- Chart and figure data
★ ★ ★ ★ ★ ★ ★

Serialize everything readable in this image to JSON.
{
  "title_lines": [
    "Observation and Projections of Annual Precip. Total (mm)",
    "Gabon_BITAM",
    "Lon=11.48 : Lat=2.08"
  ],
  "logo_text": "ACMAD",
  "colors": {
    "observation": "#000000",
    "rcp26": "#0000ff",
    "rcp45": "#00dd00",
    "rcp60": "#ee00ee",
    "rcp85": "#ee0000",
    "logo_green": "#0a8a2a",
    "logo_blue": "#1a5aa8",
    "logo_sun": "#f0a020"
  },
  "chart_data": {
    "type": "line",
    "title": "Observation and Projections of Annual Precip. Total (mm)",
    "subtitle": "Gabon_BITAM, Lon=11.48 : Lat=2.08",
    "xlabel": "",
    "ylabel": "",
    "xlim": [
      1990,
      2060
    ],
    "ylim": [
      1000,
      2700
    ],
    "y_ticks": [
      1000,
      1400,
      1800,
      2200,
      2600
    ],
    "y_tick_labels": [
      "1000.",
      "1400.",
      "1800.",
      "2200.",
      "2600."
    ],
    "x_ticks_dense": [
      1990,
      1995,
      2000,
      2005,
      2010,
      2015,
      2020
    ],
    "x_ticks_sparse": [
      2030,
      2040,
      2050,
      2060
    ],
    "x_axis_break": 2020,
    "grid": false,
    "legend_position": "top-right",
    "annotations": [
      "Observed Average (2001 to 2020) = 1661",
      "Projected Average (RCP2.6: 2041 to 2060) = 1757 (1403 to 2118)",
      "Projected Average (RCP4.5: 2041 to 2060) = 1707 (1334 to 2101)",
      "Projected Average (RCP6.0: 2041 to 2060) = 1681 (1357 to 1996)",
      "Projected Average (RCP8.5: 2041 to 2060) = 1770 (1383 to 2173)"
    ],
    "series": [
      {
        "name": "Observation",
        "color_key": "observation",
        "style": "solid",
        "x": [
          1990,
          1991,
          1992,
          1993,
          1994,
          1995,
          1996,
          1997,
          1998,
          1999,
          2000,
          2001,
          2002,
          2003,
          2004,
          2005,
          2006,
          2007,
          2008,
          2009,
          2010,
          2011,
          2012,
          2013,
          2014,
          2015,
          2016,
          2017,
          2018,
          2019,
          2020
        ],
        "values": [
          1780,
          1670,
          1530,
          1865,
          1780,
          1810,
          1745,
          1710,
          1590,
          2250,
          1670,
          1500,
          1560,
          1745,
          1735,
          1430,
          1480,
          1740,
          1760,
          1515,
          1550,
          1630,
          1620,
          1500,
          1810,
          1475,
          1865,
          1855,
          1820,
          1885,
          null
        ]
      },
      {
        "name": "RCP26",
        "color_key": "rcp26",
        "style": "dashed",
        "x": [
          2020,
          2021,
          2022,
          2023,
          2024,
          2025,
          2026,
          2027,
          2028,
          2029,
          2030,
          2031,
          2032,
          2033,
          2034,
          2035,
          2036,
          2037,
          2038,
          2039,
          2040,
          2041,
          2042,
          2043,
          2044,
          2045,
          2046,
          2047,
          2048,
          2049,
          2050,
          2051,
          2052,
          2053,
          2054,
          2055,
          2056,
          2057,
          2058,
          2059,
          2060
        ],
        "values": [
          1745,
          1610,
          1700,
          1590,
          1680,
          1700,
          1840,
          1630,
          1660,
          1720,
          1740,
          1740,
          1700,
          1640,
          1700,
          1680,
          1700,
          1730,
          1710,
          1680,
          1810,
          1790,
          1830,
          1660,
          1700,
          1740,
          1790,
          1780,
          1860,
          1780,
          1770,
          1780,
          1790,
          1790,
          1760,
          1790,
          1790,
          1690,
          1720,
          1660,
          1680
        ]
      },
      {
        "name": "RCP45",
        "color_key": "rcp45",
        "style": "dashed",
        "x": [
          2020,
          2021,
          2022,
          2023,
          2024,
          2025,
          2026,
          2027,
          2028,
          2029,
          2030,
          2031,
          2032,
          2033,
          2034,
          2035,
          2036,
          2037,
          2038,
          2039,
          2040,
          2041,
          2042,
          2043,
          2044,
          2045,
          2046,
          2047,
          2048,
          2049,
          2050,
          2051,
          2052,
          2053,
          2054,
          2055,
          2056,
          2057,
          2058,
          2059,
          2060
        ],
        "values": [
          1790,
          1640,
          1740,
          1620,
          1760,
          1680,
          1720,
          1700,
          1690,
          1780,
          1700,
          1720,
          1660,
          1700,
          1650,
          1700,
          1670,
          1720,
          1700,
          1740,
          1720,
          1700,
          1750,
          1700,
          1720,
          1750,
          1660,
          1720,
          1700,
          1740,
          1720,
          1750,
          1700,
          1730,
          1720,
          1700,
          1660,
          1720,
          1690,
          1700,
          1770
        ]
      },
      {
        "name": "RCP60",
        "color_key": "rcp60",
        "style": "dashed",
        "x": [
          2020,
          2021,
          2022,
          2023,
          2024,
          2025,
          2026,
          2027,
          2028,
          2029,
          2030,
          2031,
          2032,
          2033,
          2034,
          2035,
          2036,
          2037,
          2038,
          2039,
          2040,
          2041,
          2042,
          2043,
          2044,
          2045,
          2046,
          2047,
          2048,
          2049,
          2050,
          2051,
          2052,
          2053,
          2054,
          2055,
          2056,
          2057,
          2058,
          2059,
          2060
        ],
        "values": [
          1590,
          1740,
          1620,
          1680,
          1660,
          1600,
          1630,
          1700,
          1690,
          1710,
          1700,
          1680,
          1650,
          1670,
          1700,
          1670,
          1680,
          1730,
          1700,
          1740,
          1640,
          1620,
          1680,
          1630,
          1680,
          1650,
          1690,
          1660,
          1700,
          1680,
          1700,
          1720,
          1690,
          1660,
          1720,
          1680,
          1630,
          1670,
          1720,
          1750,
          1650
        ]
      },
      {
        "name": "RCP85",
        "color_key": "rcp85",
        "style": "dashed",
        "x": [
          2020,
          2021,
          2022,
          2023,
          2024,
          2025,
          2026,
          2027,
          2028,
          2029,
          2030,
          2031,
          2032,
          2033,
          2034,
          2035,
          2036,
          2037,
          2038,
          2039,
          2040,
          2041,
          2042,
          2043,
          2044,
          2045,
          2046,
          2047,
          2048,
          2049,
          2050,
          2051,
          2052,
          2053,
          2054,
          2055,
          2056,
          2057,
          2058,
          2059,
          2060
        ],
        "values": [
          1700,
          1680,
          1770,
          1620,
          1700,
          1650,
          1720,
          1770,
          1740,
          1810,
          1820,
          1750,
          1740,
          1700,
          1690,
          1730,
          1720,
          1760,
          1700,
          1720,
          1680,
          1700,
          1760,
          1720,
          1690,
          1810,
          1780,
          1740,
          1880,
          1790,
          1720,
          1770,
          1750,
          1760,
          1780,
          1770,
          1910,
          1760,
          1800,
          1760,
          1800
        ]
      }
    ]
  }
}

★ ★ ★ ★ ★ ★ ★

- Set task
Copy all lines of the listing above that contain the string "Annual".

- Result of this task
    "Observation and Projections of Annual Precip. Total (mm)",
    "title": "Observation and Projections of Annual Precip. Total (mm)",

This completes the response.